▶ [Records from a collection]
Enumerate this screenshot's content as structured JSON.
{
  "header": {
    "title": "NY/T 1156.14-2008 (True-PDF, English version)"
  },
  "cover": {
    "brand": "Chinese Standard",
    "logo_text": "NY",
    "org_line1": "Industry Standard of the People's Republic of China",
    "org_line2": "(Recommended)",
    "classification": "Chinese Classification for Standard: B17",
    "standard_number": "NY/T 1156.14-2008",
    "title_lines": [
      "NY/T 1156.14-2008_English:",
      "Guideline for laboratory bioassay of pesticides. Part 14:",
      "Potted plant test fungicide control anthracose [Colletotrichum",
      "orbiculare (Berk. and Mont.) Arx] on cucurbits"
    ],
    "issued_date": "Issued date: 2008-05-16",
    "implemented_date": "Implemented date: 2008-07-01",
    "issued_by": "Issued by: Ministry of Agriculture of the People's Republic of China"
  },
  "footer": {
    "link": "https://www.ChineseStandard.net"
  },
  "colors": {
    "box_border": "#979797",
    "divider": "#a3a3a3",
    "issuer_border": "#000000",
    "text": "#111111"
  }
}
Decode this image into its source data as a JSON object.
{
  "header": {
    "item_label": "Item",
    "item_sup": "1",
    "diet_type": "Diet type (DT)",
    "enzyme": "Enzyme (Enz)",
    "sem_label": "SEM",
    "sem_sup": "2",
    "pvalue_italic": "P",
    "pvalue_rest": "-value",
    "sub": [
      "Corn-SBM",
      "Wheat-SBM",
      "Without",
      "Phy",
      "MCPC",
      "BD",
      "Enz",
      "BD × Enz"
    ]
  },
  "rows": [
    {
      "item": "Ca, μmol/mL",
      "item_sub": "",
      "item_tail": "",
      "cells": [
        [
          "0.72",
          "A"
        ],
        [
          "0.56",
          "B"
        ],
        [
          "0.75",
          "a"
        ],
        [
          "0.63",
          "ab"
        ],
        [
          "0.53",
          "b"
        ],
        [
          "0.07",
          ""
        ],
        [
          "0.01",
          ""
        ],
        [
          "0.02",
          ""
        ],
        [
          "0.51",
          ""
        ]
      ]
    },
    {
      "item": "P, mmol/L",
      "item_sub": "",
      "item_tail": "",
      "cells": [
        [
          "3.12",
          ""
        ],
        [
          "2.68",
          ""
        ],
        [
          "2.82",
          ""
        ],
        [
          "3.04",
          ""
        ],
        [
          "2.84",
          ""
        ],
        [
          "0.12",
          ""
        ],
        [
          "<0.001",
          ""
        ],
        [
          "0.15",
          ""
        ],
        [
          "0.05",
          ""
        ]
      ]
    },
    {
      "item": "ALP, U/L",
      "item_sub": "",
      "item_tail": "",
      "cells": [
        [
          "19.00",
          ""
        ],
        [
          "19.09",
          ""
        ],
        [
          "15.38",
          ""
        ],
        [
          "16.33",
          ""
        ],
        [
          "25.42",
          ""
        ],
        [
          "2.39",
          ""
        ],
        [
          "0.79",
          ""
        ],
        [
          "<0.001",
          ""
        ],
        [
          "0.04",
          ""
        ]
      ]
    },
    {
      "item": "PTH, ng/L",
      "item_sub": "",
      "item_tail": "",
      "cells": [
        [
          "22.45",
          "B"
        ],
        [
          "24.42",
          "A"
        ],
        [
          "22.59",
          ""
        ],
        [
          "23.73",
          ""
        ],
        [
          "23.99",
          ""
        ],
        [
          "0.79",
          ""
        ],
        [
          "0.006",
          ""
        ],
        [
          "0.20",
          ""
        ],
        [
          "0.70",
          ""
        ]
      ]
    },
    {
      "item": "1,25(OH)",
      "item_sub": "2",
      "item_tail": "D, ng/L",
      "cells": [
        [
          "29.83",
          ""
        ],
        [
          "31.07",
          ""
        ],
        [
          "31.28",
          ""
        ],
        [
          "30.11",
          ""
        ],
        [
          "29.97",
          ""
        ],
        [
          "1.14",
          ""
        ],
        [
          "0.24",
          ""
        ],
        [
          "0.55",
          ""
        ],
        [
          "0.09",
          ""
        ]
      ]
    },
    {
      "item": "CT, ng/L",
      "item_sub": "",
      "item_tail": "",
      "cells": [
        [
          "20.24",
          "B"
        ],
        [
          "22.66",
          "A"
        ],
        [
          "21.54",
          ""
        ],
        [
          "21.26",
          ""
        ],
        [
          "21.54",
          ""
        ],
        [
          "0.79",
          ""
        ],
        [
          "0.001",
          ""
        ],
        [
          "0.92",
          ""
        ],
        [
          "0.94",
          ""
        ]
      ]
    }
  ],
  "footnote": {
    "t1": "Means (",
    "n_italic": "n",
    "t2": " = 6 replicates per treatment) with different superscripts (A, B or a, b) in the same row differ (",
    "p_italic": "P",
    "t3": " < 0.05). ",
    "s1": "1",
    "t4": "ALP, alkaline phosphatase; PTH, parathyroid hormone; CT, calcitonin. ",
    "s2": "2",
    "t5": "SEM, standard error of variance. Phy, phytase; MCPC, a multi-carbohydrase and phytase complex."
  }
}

▶ [TASK DIRECTIONS] Nothing added, nothing dropped: copy the data above.

▶ [EXPECTED ANSWER]
Enumerate this screenshot's content as structured JSON.
{
  "header": {
    "title": "NY/T 1156.14-2008 (True-PDF, English version)"
  },
  "cover": {
    "brand": "Chinese Standard",
    "logo_text": "NY",
    "org_line1": "Industry Standard of the People's Republic of China",
    "org_line2": "(Recommended)",
    "classification": "Chinese Classification for Standard: B17",
    "standard_number": "NY/T 1156.14-2008",
    "title_lines": [
      "NY/T 1156.14-2008_English:",
      "Guideline for laboratory bioassay of pesticides. Part 14:",
      "Potted plant test fungicide control anthracose [Colletotrichum",
      "orbiculare (Berk. and Mont.) Arx] on cucurbits"
    ],
    "issued_date": "Issued date: 2008-05-16",
    "implemented_date": "Implemented date: 2008-07-01",
    "issued_by": "Issued by: Ministry of Agriculture of the People's Republic of China"
  },
  "footer": {
    "link": "https://www.ChineseStandard.net"
  },
  "colors": {
    "box_border": "#979797",
    "divider": "#a3a3a3",
    "issuer_border": "#000000",
    "text": "#111111"
  }
}
Decode this image into its source data as a JSON object.
{
  "header": {
    "item_label": "Item",
    "item_sup": "1",
    "diet_type": "Diet type (DT)",
    "enzyme": "Enzyme (Enz)",
    "sem_label": "SEM",
    "sem_sup": "2",
    "pvalue_italic": "P",
    "pvalue_rest": "-value",
    "sub": [
      "Corn-SBM",
      "Wheat-SBM",
      "Without",
      "Phy",
      "MCPC",
      "BD",
      "Enz",
      "BD × Enz"
    ]
  },
  "rows": [
    {
      "item": "Ca, μmol/mL",
      "item_sub": "",
      "item_tail": "",
      "cells": [
        [
          "0.72",
          "A"
        ],
        [
          "0.56",
          "B"
        ],
        [
          "0.75",
          "a"
        ],
        [
          "0.63",
          "ab"
        ],
        [
          "0.53",
          "b"
        ],
        [
          "0.07",
          ""
        ],
        [
          "0.01",
          ""
        ],
        [
          "0.02",
          ""
        ],
        [
          "0.51",
          ""
        ]
      ]
    },
    {
      "item": "P, mmol/L",
      "item_sub": "",
      "item_tail": "",
      "cells": [
        [
          "3.12",
          ""
        ],
        [
          "2.68",
          ""
        ],
        [
          "2.82",
          ""
        ],
        [
          "3.04",
          ""
        ],
        [
          "2.84",
          ""
        ],
        [
          "0.12",
          ""
        ],
        [
          "<0.001",
          ""
        ],
        [
          "0.15",
          ""
        ],
        [
          "0.05",
          ""
        ]
      ]
    },
    {
      "item": "ALP, U/L",
      "item_sub": "",
      "item_tail": "",
      "cells": [
        [
          "19.00",
          ""
        ],
        [
          "19.09",
          ""
        ],
        [
          "15.38",
          ""
        ],
        [
          "16.33",
          ""
        ],
        [
          "25.42",
          ""
        ],
        [
          "2.39",
          ""
        ],
        [
          "0.79",
          ""
        ],
        [
          "<0.001",
          ""
        ],
        [
          "0.04",
          ""
        ]
      ]
    },
    {
      "item": "PTH, ng/L",
      "item_sub": "",
      "item_tail": "",
      "cells": [
        [
          "22.45",
          "B"
        ],
        [
          "24.42",
          "A"
        ],
        [
          "22.59",
          ""
        ],
        [
          "23.73",
          ""
        ],
        [
          "23.99",
          ""
        ],
        [
          "0.79",
          ""
        ],
        [
          "0.006",
          ""
        ],
        [
          "0.20",
          ""
        ],
        [
          "0.70",
          ""
        ]
      ]
    },
    {
      "item": "1,25(OH)",
      "item_sub": "2",
      "item_tail": "D, ng/L",
      "cells": [
        [
          "29.83",
          ""
        ],
        [
          "31.07",
          ""
        ],
        [
          "31.28",
          ""
        ],
        [
          "30.11",
          ""
        ],
        [
          "29.97",
          ""
        ],
        [
          "1.14",
          ""
        ],
        [
          "0.24",
          ""
        ],
        [
          "0.55",
          ""
        ],
        [
          "0.09",
          ""
        ]
      ]
    },
    {
      "item": "CT, ng/L",
      "item_sub": "",
      "item_tail": "",
      "cells": [
        [
          "20.24",
          "B"
        ],
        [
          "22.66",
          "A"
        ],
        [
          "21.54",
          ""
        ],
        [
          "21.26",
          ""
        ],
        [
          "21.54",
          ""
        ],
        [
          "0.79",
          ""
        ],
        [
          "0.001",
          ""
        ],
        [
          "0.92",
          ""
        ],
        [
          "0.94",
          ""
        ]
      ]
    }
  ],
  "footnote": {
    "t1": "Means (",
    "n_italic": "n",
    "t2": " = 6 replicates per treatment) with different superscripts (A, B or a, b) in the same row differ (",
    "p_italic": "P",
    "t3": " < 0.05). ",
    "s1": "1",
    "t4": "ALP, alkaline phosphatase; PTH, parathyroid hormone; CT, calcitonin. ",
    "s2": "2",
    "t5": "SEM, standard error of variance. Phy, phytase; MCPC, a multi-carbohydrase and phytase complex."
  }
}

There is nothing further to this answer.